Scan the listing below and copy every line holding "Date".

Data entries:
------------------------------------------------

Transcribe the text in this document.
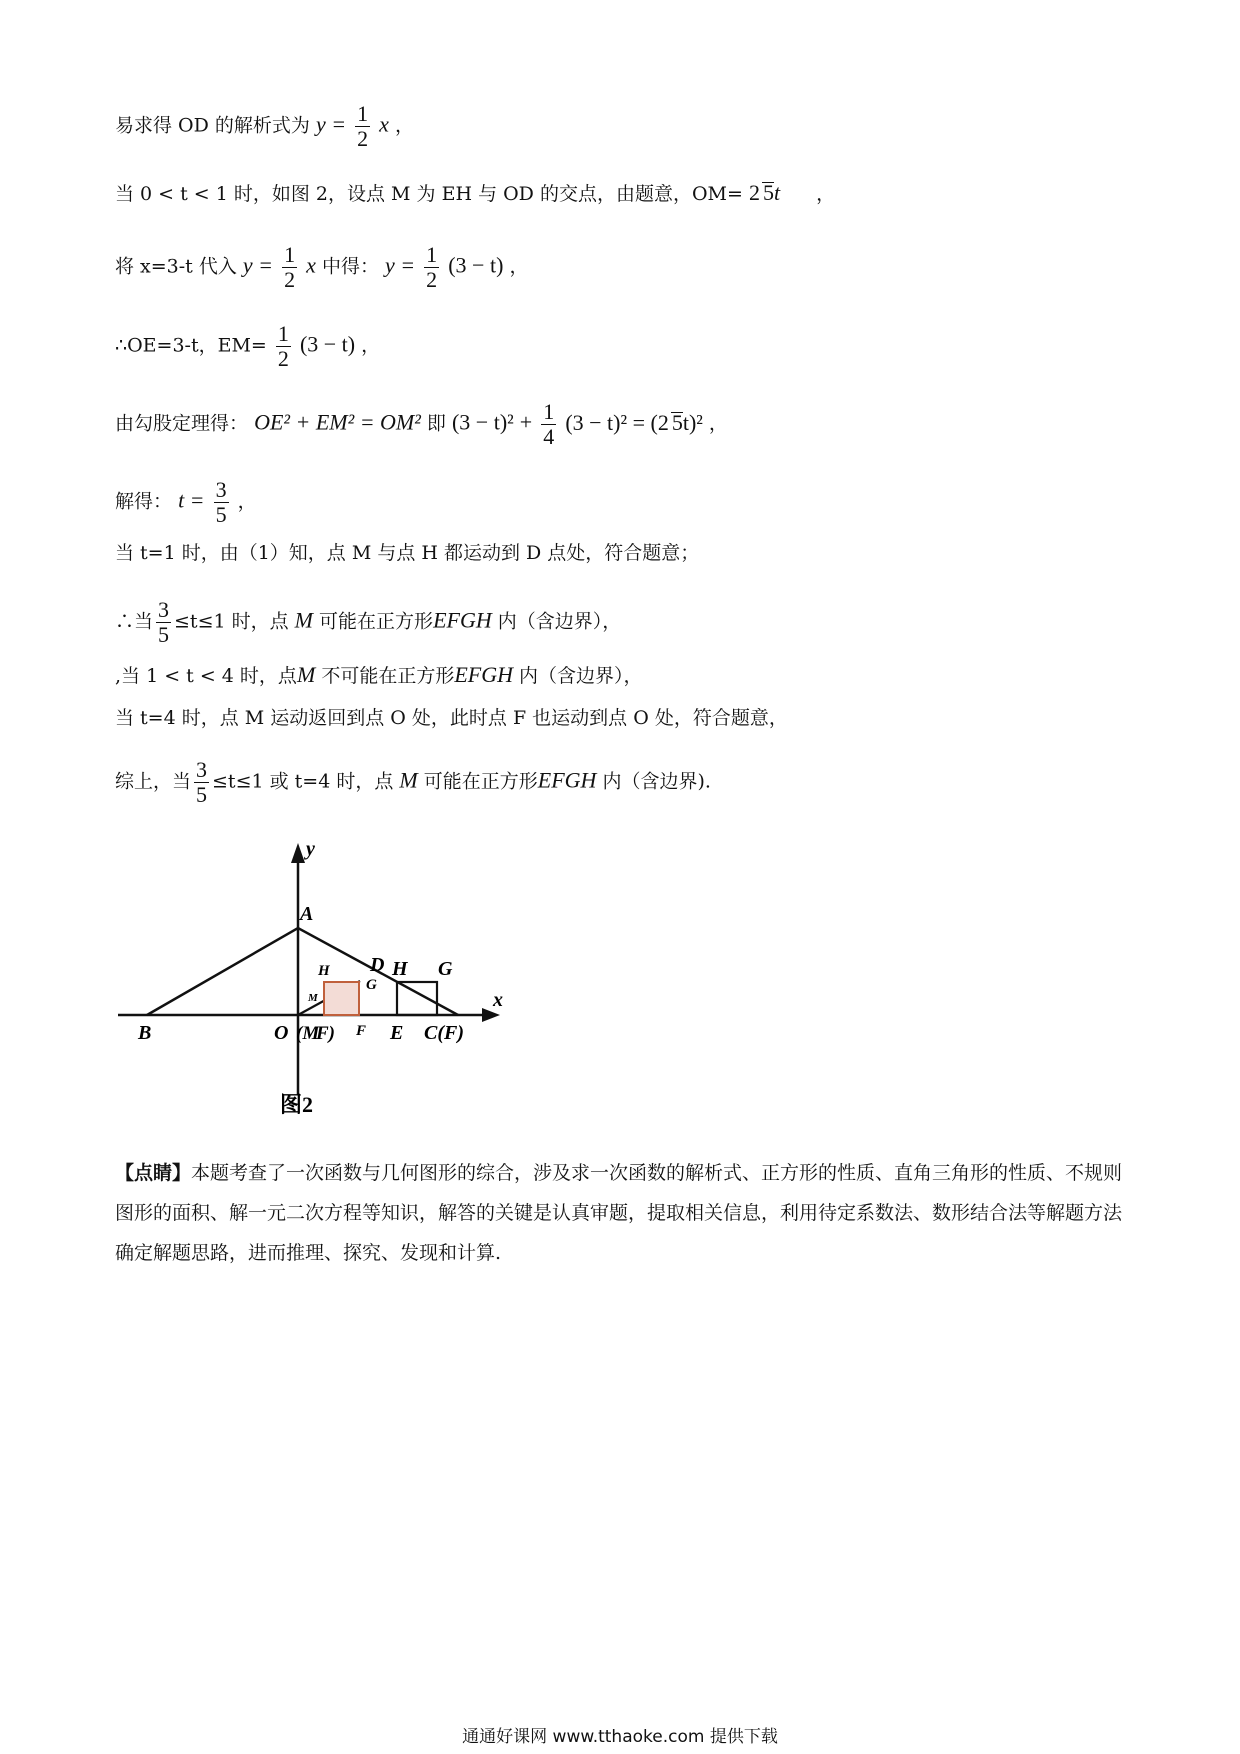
易求得 OD 的解析式为 $y = \frac{1}{2}$ x ，
当 0 < t < 1 时，如图 2，设点 M 为 EH 与 OD 的交点，由题意，OM= 2 5t ，
将 x=3-t 代入 $y = \frac{1}{2}$ x 中得： $y = \frac{1}{2} (3 - t)$ ，
∴OE=3-t，$EM= \frac{1}{2} (3 - t)$ ，
由勾股定理得： OE² + EM² = OM² 即 $(3 - t)^2 + \frac{1}{4} (3 - t)^2 = (2$ 5t)² ，
解得： $t = \frac{3}{5}$ ，
当 t=1 时，由（1）知，点 M 与点 H 都运动到 D 点处，符合题意；
∴当 $\frac{3}{5} \le t\le 1$ 时，点 M 可能在正方形EFGH 内（含边界），
,当 1 < t < 4 时，点M 不可能在正方形EFGH 内（含边界），
当 t=4 时，点 M 运动返回到点 O 处，此时点 F 也运动到点 O 处，符合题意，
综上，当 $\frac{3}{5} \le t\le 1$ 或 t=4 时，点 M 可能在正方形EFGH 内（含边界).
y
x
A
B	O (M
F)
D
H
G
M
F E C(F)
H G
图2
【点睛】本题考查了一次函数与几何图形的综合，涉及求一次函数的解析式、正方形的性质、直角三角形的性质、不规则图形的面积、解一元二次方程等知识，解答的关键是认真审题，提取相关信息，利用待定系数法、数形结合法等解题方法确定解题思路，进而推理、探究、发现和计算.
通通好课网 www.tthaoke.com 提供下载
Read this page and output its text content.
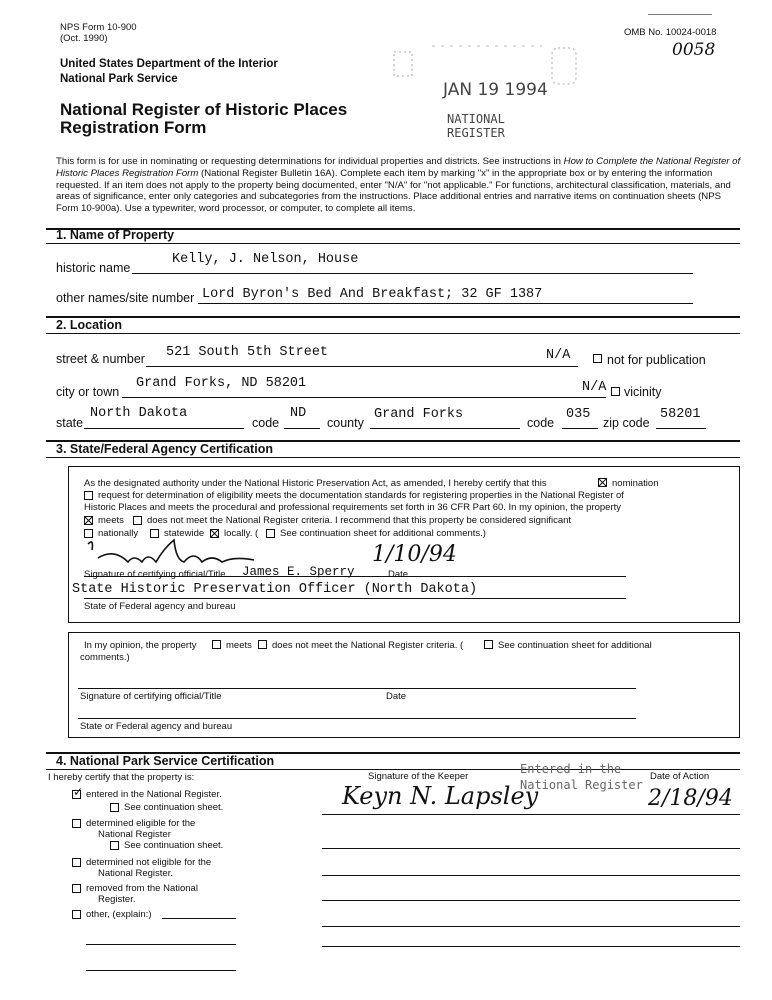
NPS Form 10-900
(Oct. 1990)
OMB No. 10024-0018
0058
United States Department of the Interior
National Park Service
National Register of Historic Places
Registration Form
JAN 19 1994
NATIONAL
REGISTER
This form is for use in nominating or requesting determinations for individual properties and districts. See instructions in How to Complete the National Register of Historic Places Registration Form (National Register Bulletin 16A). Complete each item by marking "x" in the appropriate box or by entering the information requested. If an item does not apply to the property being documented, enter "N/A" for "not applicable." For functions, architectural classification, materials, and areas of significance, enter only categories and subcategories from the instructions. Place additional entries and narrative items on continuation sheets (NPS Form 10-900a). Use a typewriter, word processor, or computer, to complete all items.
1. Name of Property
historic name
Kelly, J. Nelson, House
other names/site number Lord Byron's Bed And Breakfast; 32 GF 1387
2. Location
street & number 521 South 5th Street	N/A	not for publication
city or town
Grand Forks, ND 58201	N/A vicinity
state
North Dakota
code
ND
county
Grand Forks
code
035
zip code
58201
3. State/Federal Agency Certification
As the designated authority under the National Historic Preservation Act, as amended, I hereby certify that this	nomination
request for determination of eligibility meets the documentation standards for registering properties in the National Register of
Historic Places and meets the procedural and professional requirements set forth in 36 CFR Part 60. In my opinion, the property
meets does not meet the National Register criteria. I recommend that this property be considered significant
nationally	statewide locally. ( See continuation sheet for additional comments.)
Signature of certifying official/Title James E. Sperry
1/10/94
Date
State Historic Preservation Officer (North Dakota)
State of Federal agency and bureau
In my opinion, the property	meets does not meet the National Register criteria. (	See continuation sheet for additional
comments.)
Signature of certifying official/Title	Date
State or Federal agency and bureau
4. National Park Service Certification
I hereby certify that the property is:
✓
entered in the National Register.
See continuation sheet.
determined eligible for the
National Register
See continuation sheet.
determined not eligible for the
National Register.
removed from the National
Register.
other, (explain:)
Signature of the Keeper	Date of Action
Entered in the
National Register
Keyn N. Lapsley	2/18/94
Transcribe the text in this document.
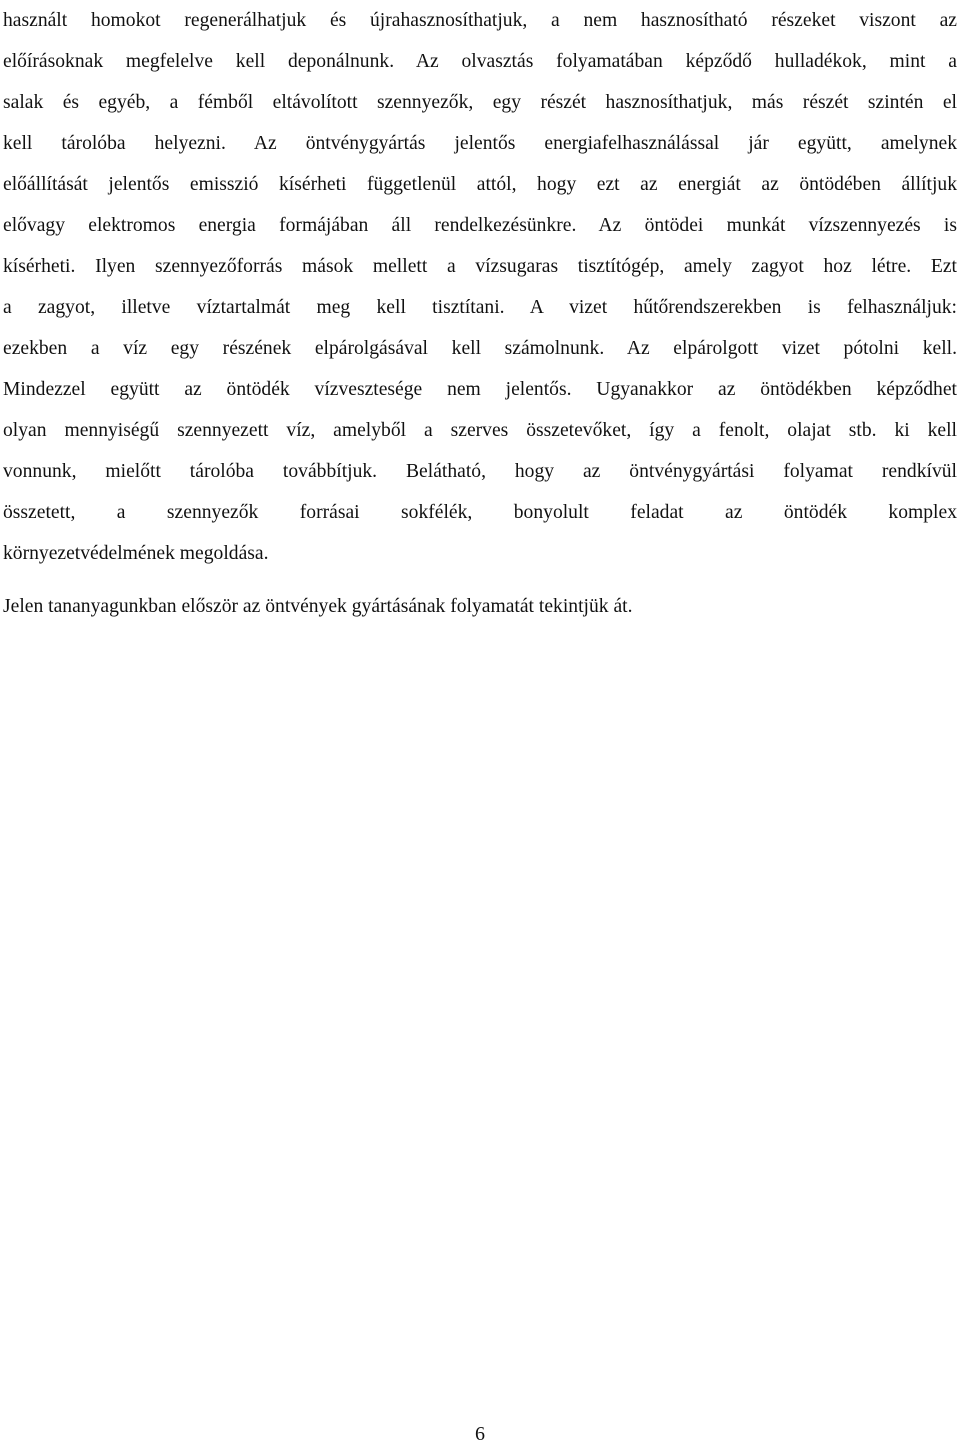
használt homokot regenerálhatjuk és újrahasznosíthatjuk, a nem hasznosítható részeket viszont az
előírásoknak megfelelve kell deponálnunk. Az olvasztás folyamatában képződő hulladékok, mint a
salak és egyéb, a fémből eltávolított szennyezők, egy részét hasznosíthatjuk, más részét szintén el
kell tárolóba helyezni. Az öntvénygyártás jelentős energiafelhasználással jár együtt, amelynek
előállítását jelentős emisszió kísérheti függetlenül attól, hogy ezt az energiát az öntödében állítjuk
elővagy elektromos energia formájában áll rendelkezésünkre. Az öntödei munkát vízszennyezés is
kísérheti. Ilyen szennyezőforrás mások mellett a vízsugaras tisztítógép, amely zagyot hoz létre. Ezt
a zagyot, illetve víztartalmát meg kell tisztítani. A vizet hűtőrendszerekben is felhasználjuk:
ezekben a víz egy részének elpárolgásával kell számolnunk. Az elpárolgott vizet pótolni kell.
Mindezzel együtt az öntödék vízvesztesége nem jelentős. Ugyanakkor az öntödékben képződhet
olyan mennyiségű szennyezett víz, amelyből a szerves összetevőket, így a fenolt, olajat stb. ki kell
vonnunk, mielőtt tárolóba továbbítjuk. Belátható, hogy az öntvénygyártási folyamat rendkívül
összetett, a szennyezők forrásai sokfélék, bonyolult feladat az öntödék komplex
környezetvédelmének megoldása.

Jelen tananyagunkban először az öntvények gyártásának folyamatát tekintjük át.

6
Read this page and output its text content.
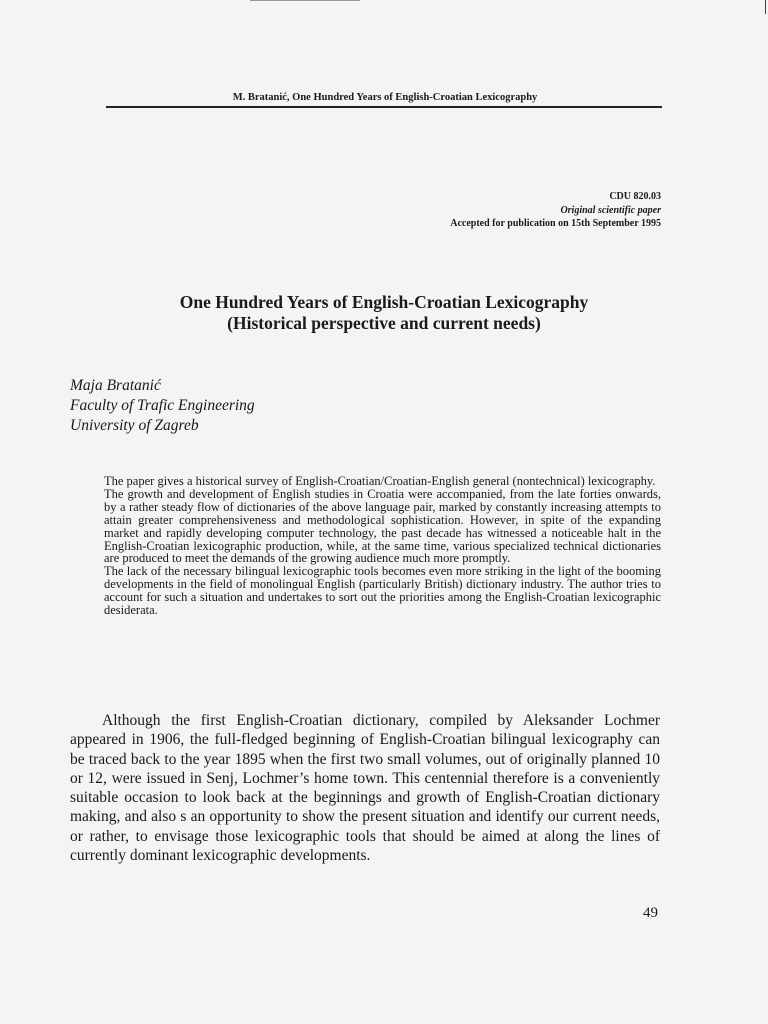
M. Bratanić, One Hundred Years of English-Croatian Lexicography
CDU 820.03
Original scientific paper
Accepted for publication on 15th September 1995
One Hundred Years of English-Croatian Lexicography
(Historical perspective and current needs)
Maja Bratanić
Faculty of Trafic Engineering
University of Zagreb

The paper gives a historical survey of English-Croatian/Croatian-English general (nontechnical) lexicography.

The growth and development of English studies in Croatia were accompanied, from the late forties onwards, by a rather steady flow of dictionaries of the above language pair, marked by constantly increasing attempts to attain greater comprehensiveness and methodological sophistication. However, in spite of the expanding market and rapidly developing computer technology, the past decade has witnessed a noticeable halt in the English-Croatian lexicographic production, while, at the same time, various specialized technical dictionaries are produced to meet the demands of the growing audience much more promptly.

The lack of the necessary bilingual lexicographic tools becomes even more striking in the light of the booming developments in the field of monolingual English (particularly British) dictionary industry. The author tries to account for such a situation and undertakes to sort out the priorities among the English-Croatian lexicographic desiderata.

Although the first English-Croatian dictionary, compiled by Aleksander Lochmer appeared in 1906, the full-fledged beginning of English-Croatian bilingual lexicography can be traced back to the year 1895 when the first two small volumes, out of originally planned 10 or 12, were issued in Senj, Lochmer’s home town. This centennial therefore is a conveniently suitable occasion to look back at the beginnings and growth of English-Croatian dictionary making, and also s an opportunity to show the present situation and identify our current needs, or rather, to envisage those lexicographic tools that should be aimed at along the lines of currently dominant lexicographic developments.

49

------------------------------------------------

Exercise response »
Date
Signature of certifying official/Title	Date
Signature of the Keeper	Date of Action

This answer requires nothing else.